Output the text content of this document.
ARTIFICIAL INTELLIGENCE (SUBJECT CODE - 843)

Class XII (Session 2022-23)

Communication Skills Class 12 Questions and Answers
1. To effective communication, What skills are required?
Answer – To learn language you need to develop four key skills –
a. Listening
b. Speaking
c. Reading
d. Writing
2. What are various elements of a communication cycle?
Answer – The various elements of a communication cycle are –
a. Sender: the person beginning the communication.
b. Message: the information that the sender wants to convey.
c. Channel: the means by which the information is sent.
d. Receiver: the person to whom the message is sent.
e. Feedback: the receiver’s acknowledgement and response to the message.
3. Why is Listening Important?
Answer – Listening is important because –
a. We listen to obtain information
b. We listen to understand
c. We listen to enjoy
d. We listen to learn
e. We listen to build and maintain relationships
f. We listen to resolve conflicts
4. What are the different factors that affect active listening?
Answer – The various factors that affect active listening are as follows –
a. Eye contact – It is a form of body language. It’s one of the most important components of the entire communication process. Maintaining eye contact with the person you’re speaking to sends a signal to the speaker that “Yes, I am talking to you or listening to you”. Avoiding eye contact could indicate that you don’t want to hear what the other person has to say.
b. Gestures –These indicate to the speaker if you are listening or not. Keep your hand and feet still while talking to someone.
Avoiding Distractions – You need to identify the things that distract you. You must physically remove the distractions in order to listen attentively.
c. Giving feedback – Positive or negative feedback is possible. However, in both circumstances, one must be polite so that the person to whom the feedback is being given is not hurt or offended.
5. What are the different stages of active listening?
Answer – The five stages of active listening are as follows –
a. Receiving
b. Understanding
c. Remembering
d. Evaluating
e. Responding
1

**Set problem:**
Gather each line in the data that holds the string "talking".

**Output:**
a. Eye contact – It is a form of body language. It’s one of the most important components of the entire communication process. Maintaining eye contact with the person you’re speaking to sends a signal to the speaker that “Yes, I am talking to you or listening to you”. Avoiding eye contact could indicate that you don’t want to hear what the other person has to say.
b. Gestures –These indicate to the speaker if you are listening or not. Keep your hand and feet still while talking to someone.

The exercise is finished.